>> start RECORDS TO USE

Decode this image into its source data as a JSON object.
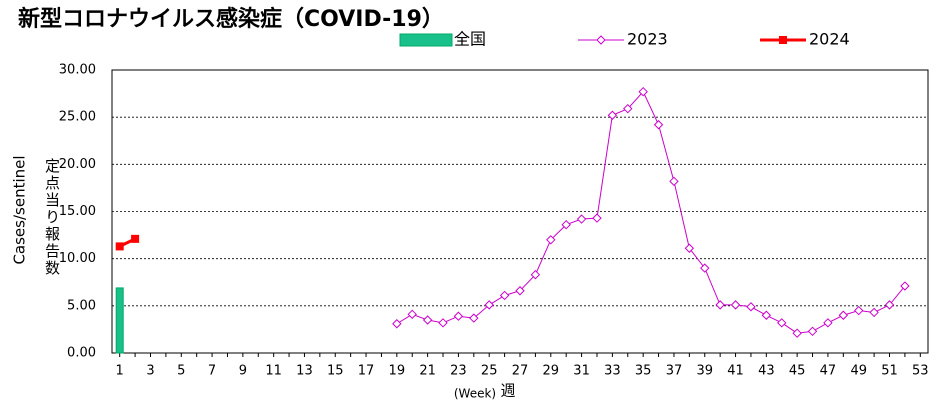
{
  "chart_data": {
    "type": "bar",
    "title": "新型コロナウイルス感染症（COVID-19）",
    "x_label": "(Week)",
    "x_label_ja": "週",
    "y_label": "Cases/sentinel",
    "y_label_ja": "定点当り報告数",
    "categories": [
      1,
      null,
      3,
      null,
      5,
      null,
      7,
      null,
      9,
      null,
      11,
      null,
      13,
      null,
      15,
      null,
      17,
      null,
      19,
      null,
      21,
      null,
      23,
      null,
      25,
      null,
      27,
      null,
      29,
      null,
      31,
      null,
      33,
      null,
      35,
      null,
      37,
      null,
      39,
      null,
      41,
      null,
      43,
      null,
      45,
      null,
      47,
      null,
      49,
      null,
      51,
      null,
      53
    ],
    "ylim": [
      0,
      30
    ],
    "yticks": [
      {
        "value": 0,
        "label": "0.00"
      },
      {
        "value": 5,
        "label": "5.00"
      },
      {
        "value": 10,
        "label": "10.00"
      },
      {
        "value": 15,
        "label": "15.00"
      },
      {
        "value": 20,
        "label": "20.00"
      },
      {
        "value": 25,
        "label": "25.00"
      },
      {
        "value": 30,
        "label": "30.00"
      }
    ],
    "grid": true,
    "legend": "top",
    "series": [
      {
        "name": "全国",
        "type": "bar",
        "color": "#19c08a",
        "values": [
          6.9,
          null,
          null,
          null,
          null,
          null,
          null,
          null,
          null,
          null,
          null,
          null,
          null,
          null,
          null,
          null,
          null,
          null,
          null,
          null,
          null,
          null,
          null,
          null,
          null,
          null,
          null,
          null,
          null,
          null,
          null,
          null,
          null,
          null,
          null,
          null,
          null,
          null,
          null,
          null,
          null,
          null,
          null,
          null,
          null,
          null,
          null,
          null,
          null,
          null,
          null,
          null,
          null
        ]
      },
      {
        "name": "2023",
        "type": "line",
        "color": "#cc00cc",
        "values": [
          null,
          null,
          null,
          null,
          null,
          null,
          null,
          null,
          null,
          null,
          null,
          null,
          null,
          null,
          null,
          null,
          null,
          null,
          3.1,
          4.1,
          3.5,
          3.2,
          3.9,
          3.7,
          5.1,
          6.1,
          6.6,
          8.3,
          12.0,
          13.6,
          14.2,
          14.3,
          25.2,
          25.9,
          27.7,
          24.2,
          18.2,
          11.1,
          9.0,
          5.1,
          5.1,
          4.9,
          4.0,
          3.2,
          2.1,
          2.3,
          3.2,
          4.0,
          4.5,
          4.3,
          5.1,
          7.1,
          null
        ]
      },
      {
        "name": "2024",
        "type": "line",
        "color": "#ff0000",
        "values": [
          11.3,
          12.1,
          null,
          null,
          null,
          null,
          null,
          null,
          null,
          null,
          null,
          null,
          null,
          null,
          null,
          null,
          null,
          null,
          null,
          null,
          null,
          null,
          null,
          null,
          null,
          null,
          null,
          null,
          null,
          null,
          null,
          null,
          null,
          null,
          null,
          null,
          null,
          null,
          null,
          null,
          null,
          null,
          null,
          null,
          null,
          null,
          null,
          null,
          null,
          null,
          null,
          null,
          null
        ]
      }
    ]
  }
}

>> end RECORDS TO USE
>> start RECORDS TO USE

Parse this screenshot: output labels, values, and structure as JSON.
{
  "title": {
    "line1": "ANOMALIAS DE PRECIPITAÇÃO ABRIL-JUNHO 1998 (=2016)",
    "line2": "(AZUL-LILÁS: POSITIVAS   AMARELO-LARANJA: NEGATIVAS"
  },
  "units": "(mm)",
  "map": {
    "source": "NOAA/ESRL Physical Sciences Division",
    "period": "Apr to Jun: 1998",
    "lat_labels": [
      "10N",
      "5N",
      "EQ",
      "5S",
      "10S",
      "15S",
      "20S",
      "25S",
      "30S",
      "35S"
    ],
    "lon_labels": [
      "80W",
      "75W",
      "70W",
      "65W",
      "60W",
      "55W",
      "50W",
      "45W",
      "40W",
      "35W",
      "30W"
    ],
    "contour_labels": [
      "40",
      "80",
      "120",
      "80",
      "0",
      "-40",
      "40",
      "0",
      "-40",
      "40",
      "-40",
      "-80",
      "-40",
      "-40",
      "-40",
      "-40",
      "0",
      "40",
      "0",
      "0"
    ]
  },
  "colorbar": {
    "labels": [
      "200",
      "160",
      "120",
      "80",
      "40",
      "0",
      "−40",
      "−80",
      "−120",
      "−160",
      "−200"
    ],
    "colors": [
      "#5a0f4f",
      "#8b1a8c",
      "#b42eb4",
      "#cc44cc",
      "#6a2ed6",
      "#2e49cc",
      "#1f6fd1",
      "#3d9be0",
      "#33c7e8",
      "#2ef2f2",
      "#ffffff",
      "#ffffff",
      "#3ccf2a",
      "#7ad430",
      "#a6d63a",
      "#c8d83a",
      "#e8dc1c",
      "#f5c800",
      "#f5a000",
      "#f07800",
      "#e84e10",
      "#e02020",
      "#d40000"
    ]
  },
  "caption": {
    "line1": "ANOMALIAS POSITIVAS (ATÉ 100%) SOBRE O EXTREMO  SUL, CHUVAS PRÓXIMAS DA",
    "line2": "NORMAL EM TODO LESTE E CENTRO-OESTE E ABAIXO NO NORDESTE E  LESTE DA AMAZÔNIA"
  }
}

>> end RECORDS TO USE

▸ INSTRUCTIONS FOR THE TASK: Copy out every line of the listing that includes the string "POSITIVAS".

▸ THE ANSWER:
    "line2": "(AZUL-LILÁS: POSITIVAS   AMARELO-LARANJA: NEGATIVAS"
    "line1": "ANOMALIAS POSITIVAS (ATÉ 100%) SOBRE O EXTREMO  SUL, CHUVAS PRÓXIMAS DA",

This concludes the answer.